- What is required
Exactly reproduce the lines that follow.

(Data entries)
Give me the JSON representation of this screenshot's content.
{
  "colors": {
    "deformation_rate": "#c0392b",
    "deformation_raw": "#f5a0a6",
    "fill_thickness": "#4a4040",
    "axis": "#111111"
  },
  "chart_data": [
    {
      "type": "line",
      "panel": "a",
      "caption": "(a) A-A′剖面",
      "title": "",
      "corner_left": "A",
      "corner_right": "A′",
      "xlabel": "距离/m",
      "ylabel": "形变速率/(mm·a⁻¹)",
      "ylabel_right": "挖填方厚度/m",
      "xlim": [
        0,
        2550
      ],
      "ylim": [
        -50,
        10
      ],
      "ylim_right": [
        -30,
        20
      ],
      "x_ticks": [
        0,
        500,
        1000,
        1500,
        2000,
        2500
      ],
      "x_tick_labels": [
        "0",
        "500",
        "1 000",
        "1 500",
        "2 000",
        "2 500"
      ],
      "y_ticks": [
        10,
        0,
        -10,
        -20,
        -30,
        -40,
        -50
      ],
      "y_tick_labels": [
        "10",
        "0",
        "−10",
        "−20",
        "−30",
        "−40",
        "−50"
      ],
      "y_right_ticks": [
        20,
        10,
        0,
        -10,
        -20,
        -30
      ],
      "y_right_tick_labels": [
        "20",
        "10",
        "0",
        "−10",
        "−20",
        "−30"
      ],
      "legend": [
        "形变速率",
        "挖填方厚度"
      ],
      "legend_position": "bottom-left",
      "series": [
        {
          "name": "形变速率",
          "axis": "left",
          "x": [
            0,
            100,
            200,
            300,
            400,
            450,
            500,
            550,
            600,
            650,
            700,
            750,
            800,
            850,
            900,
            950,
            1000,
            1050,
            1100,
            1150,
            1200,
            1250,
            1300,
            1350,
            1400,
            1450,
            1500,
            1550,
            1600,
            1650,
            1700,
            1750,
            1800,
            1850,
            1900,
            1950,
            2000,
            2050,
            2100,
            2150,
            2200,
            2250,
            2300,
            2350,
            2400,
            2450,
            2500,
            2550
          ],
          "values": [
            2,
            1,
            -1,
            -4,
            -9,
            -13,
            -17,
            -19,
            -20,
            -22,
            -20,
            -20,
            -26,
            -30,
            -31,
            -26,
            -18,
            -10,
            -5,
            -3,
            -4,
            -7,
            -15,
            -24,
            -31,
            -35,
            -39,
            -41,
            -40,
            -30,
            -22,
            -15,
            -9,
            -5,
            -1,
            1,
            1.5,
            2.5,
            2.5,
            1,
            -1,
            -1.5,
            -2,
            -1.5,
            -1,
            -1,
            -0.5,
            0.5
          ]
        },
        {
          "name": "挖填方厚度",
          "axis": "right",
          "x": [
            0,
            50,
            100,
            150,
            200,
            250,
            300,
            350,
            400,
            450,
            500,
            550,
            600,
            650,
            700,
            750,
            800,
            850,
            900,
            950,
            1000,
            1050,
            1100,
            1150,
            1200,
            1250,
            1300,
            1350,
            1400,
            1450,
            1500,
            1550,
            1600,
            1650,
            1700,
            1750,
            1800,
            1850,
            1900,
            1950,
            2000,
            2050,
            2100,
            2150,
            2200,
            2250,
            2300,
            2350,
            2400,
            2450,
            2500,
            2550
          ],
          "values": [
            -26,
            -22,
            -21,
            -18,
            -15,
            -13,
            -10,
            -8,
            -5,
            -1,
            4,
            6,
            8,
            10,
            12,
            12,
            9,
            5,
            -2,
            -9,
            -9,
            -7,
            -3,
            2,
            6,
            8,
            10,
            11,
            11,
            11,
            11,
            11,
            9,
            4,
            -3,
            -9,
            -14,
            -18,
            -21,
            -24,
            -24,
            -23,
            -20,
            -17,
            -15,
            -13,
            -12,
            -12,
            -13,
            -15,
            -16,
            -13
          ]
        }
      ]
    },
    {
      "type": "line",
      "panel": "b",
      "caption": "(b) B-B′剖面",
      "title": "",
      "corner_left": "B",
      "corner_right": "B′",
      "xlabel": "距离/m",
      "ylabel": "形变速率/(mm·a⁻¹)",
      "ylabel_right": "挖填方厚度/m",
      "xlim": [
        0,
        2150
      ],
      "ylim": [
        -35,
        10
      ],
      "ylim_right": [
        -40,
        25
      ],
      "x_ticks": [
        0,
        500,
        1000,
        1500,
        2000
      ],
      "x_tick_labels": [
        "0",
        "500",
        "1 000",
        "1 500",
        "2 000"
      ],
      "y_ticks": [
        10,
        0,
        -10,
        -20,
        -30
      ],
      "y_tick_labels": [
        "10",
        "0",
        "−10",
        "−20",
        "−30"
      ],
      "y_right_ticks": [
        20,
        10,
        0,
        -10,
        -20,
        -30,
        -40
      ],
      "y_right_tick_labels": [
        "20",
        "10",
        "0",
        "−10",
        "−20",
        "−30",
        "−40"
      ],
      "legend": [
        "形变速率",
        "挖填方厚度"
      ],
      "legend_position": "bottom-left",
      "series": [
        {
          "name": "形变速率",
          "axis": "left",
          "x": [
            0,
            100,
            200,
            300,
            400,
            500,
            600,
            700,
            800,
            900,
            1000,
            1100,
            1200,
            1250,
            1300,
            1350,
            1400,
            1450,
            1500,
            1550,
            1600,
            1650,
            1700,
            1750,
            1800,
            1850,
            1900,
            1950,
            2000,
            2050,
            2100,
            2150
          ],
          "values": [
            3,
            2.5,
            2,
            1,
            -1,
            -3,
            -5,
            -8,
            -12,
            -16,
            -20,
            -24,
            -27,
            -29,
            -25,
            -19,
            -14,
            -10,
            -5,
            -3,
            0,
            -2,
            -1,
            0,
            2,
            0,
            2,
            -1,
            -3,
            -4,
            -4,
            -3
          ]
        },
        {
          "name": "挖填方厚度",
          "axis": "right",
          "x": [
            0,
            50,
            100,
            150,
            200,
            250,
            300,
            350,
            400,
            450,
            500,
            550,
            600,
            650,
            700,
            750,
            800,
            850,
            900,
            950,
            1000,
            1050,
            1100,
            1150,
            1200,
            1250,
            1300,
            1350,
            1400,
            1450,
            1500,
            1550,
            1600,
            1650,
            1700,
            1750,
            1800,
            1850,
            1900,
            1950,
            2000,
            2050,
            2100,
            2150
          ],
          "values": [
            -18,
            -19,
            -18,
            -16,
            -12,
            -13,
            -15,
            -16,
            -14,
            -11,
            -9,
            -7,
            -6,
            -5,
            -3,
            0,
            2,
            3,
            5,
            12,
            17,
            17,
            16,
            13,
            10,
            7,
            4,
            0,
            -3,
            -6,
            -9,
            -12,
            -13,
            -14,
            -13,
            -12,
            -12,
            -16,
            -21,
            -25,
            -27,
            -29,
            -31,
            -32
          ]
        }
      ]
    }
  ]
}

- Task solution
Give me the JSON representation of this screenshot's content.
{
  "colors": {
    "deformation_rate": "#c0392b",
    "deformation_raw": "#f5a0a6",
    "fill_thickness": "#4a4040",
    "axis": "#111111"
  },
  "chart_data": [
    {
      "type": "line",
      "panel": "a",
      "caption": "(a) A-A′剖面",
      "title": "",
      "corner_left": "A",
      "corner_right": "A′",
      "xlabel": "距离/m",
      "ylabel": "形变速率/(mm·a⁻¹)",
      "ylabel_right": "挖填方厚度/m",
      "xlim": [
        0,
        2550
      ],
      "ylim": [
        -50,
        10
      ],
      "ylim_right": [
        -30,
        20
      ],
      "x_ticks": [
        0,
        500,
        1000,
        1500,
        2000,
        2500
      ],
      "x_tick_labels": [
        "0",
        "500",
        "1 000",
        "1 500",
        "2 000",
        "2 500"
      ],
      "y_ticks": [
        10,
        0,
        -10,
        -20,
        -30,
        -40,
        -50
      ],
      "y_tick_labels": [
        "10",
        "0",
        "−10",
        "−20",
        "−30",
        "−40",
        "−50"
      ],
      "y_right_ticks": [
        20,
        10,
        0,
        -10,
        -20,
        -30
      ],
      "y_right_tick_labels": [
        "20",
        "10",
        "0",
        "−10",
        "−20",
        "−30"
      ],
      "legend": [
        "形变速率",
        "挖填方厚度"
      ],
      "legend_position": "bottom-left",
      "series": [
        {
          "name": "形变速率",
          "axis": "left",
          "x": [
            0,
            100,
            200,
            300,
            400,
            450,
            500,
            550,
            600,
            650,
            700,
            750,
            800,
            850,
            900,
            950,
            1000,
            1050,
            1100,
            1150,
            1200,
            1250,
            1300,
            1350,
            1400,
            1450,
            1500,
            1550,
            1600,
            1650,
            1700,
            1750,
            1800,
            1850,
            1900,
            1950,
            2000,
            2050,
            2100,
            2150,
            2200,
            2250,
            2300,
            2350,
            2400,
            2450,
            2500,
            2550
          ],
          "values": [
            2,
            1,
            -1,
            -4,
            -9,
            -13,
            -17,
            -19,
            -20,
            -22,
            -20,
            -20,
            -26,
            -30,
            -31,
            -26,
            -18,
            -10,
            -5,
            -3,
            -4,
            -7,
            -15,
            -24,
            -31,
            -35,
            -39,
            -41,
            -40,
            -30,
            -22,
            -15,
            -9,
            -5,
            -1,
            1,
            1.5,
            2.5,
            2.5,
            1,
            -1,
            -1.5,
            -2,
            -1.5,
            -1,
            -1,
            -0.5,
            0.5
          ]
        },
        {
          "name": "挖填方厚度",
          "axis": "right",
          "x": [
            0,
            50,
            100,
            150,
            200,
            250,
            300,
            350,
            400,
            450,
            500,
            550,
            600,
            650,
            700,
            750,
            800,
            850,
            900,
            950,
            1000,
            1050,
            1100,
            1150,
            1200,
            1250,
            1300,
            1350,
            1400,
            1450,
            1500,
            1550,
            1600,
            1650,
            1700,
            1750,
            1800,
            1850,
            1900,
            1950,
            2000,
            2050,
            2100,
            2150,
            2200,
            2250,
            2300,
            2350,
            2400,
            2450,
            2500,
            2550
          ],
          "values": [
            -26,
            -22,
            -21,
            -18,
            -15,
            -13,
            -10,
            -8,
            -5,
            -1,
            4,
            6,
            8,
            10,
            12,
            12,
            9,
            5,
            -2,
            -9,
            -9,
            -7,
            -3,
            2,
            6,
            8,
            10,
            11,
            11,
            11,
            11,
            11,
            9,
            4,
            -3,
            -9,
            -14,
            -18,
            -21,
            -24,
            -24,
            -23,
            -20,
            -17,
            -15,
            -13,
            -12,
            -12,
            -13,
            -15,
            -16,
            -13
          ]
        }
      ]
    },
    {
      "type": "line",
      "panel": "b",
      "caption": "(b) B-B′剖面",
      "title": "",
      "corner_left": "B",
      "corner_right": "B′",
      "xlabel": "距离/m",
      "ylabel": "形变速率/(mm·a⁻¹)",
      "ylabel_right": "挖填方厚度/m",
      "xlim": [
        0,
        2150
      ],
      "ylim": [
        -35,
        10
      ],
      "ylim_right": [
        -40,
        25
      ],
      "x_ticks": [
        0,
        500,
        1000,
        1500,
        2000
      ],
      "x_tick_labels": [
        "0",
        "500",
        "1 000",
        "1 500",
        "2 000"
      ],
      "y_ticks": [
        10,
        0,
        -10,
        -20,
        -30
      ],
      "y_tick_labels": [
        "10",
        "0",
        "−10",
        "−20",
        "−30"
      ],
      "y_right_ticks": [
        20,
        10,
        0,
        -10,
        -20,
        -30,
        -40
      ],
      "y_right_tick_labels": [
        "20",
        "10",
        "0",
        "−10",
        "−20",
        "−30",
        "−40"
      ],
      "legend": [
        "形变速率",
        "挖填方厚度"
      ],
      "legend_position": "bottom-left",
      "series": [
        {
          "name": "形变速率",
          "axis": "left",
          "x": [
            0,
            100,
            200,
            300,
            400,
            500,
            600,
            700,
            800,
            900,
            1000,
            1100,
            1200,
            1250,
            1300,
            1350,
            1400,
            1450,
            1500,
            1550,
            1600,
            1650,
            1700,
            1750,
            1800,
            1850,
            1900,
            1950,
            2000,
            2050,
            2100,
            2150
          ],
          "values": [
            3,
            2.5,
            2,
            1,
            -1,
            -3,
            -5,
            -8,
            -12,
            -16,
            -20,
            -24,
            -27,
            -29,
            -25,
            -19,
            -14,
            -10,
            -5,
            -3,
            0,
            -2,
            -1,
            0,
            2,
            0,
            2,
            -1,
            -3,
            -4,
            -4,
            -3
          ]
        },
        {
          "name": "挖填方厚度",
          "axis": "right",
          "x": [
            0,
            50,
            100,
            150,
            200,
            250,
            300,
            350,
            400,
            450,
            500,
            550,
            600,
            650,
            700,
            750,
            800,
            850,
            900,
            950,
            1000,
            1050,
            1100,
            1150,
            1200,
            1250,
            1300,
            1350,
            1400,
            1450,
            1500,
            1550,
            1600,
            1650,
            1700,
            1750,
            1800,
            1850,
            1900,
            1950,
            2000,
            2050,
            2100,
            2150
          ],
          "values": [
            -18,
            -19,
            -18,
            -16,
            -12,
            -13,
            -15,
            -16,
            -14,
            -11,
            -9,
            -7,
            -6,
            -5,
            -3,
            0,
            2,
            3,
            5,
            12,
            17,
            17,
            16,
            13,
            10,
            7,
            4,
            0,
            -3,
            -6,
            -9,
            -12,
            -13,
            -14,
            -13,
            -12,
            -12,
            -16,
            -21,
            -25,
            -27,
            -29,
            -31,
            -32
          ]
        }
      ]
    }
  ]
}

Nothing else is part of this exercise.